— BEGIN AVAILABLE DATA —
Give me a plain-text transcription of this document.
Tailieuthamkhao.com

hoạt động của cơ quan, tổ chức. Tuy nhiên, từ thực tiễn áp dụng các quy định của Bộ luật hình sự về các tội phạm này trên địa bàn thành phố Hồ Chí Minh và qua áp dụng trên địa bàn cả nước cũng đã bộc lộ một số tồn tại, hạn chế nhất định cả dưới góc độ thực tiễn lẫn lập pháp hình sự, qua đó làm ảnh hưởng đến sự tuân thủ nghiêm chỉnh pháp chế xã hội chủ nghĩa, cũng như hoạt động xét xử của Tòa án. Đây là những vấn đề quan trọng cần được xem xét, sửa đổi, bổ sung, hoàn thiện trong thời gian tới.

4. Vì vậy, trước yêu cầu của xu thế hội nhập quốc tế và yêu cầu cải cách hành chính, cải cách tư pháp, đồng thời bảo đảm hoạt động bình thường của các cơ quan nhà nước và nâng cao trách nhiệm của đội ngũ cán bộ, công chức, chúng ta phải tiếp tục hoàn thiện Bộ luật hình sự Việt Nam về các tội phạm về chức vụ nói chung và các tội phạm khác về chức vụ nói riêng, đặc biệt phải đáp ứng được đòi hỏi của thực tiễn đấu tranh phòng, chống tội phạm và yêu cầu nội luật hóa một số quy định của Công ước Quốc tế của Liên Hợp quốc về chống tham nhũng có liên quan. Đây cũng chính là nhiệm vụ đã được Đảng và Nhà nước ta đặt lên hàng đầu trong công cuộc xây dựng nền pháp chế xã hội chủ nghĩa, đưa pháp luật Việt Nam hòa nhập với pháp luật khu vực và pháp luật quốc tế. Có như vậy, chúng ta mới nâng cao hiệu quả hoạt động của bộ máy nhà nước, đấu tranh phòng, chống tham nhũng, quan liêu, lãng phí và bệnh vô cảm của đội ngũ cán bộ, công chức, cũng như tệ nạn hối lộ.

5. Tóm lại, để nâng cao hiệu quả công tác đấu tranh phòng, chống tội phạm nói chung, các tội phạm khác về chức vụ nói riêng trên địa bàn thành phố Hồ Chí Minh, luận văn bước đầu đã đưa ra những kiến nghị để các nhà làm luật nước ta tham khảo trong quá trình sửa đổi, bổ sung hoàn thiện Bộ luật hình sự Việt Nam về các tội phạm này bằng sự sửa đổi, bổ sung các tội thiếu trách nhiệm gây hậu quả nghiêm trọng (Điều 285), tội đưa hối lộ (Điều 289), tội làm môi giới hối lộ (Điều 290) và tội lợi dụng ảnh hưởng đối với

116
— END AVAILABLE DATA —
STATED TASK. Each line of the material above must be retyped precisely.

TASK ANSWER.
Give me a plain-text transcription of this document.
Tailieuthamkhao.com

hoạt động của cơ quan, tổ chức. Tuy nhiên, từ thực tiễn áp dụng các quy định của Bộ luật hình sự về các tội phạm này trên địa bàn thành phố Hồ Chí Minh và qua áp dụng trên địa bàn cả nước cũng đã bộc lộ một số tồn tại, hạn chế nhất định cả dưới góc độ thực tiễn lẫn lập pháp hình sự, qua đó làm ảnh hưởng đến sự tuân thủ nghiêm chỉnh pháp chế xã hội chủ nghĩa, cũng như hoạt động xét xử của Tòa án. Đây là những vấn đề quan trọng cần được xem xét, sửa đổi, bổ sung, hoàn thiện trong thời gian tới.

4. Vì vậy, trước yêu cầu của xu thế hội nhập quốc tế và yêu cầu cải cách hành chính, cải cách tư pháp, đồng thời bảo đảm hoạt động bình thường của các cơ quan nhà nước và nâng cao trách nhiệm của đội ngũ cán bộ, công chức, chúng ta phải tiếp tục hoàn thiện Bộ luật hình sự Việt Nam về các tội phạm về chức vụ nói chung và các tội phạm khác về chức vụ nói riêng, đặc biệt phải đáp ứng được đòi hỏi của thực tiễn đấu tranh phòng, chống tội phạm và yêu cầu nội luật hóa một số quy định của Công ước Quốc tế của Liên Hợp quốc về chống tham nhũng có liên quan. Đây cũng chính là nhiệm vụ đã được Đảng và Nhà nước ta đặt lên hàng đầu trong công cuộc xây dựng nền pháp chế xã hội chủ nghĩa, đưa pháp luật Việt Nam hòa nhập với pháp luật khu vực và pháp luật quốc tế. Có như vậy, chúng ta mới nâng cao hiệu quả hoạt động của bộ máy nhà nước, đấu tranh phòng, chống tham nhũng, quan liêu, lãng phí và bệnh vô cảm của đội ngũ cán bộ, công chức, cũng như tệ nạn hối lộ.

5. Tóm lại, để nâng cao hiệu quả công tác đấu tranh phòng, chống tội phạm nói chung, các tội phạm khác về chức vụ nói riêng trên địa bàn thành phố Hồ Chí Minh, luận văn bước đầu đã đưa ra những kiến nghị để các nhà làm luật nước ta tham khảo trong quá trình sửa đổi, bổ sung hoàn thiện Bộ luật hình sự Việt Nam về các tội phạm này bằng sự sửa đổi, bổ sung các tội thiếu trách nhiệm gây hậu quả nghiêm trọng (Điều 285), tội đưa hối lộ (Điều 289), tội làm môi giới hối lộ (Điều 290) và tội lợi dụng ảnh hưởng đối với

116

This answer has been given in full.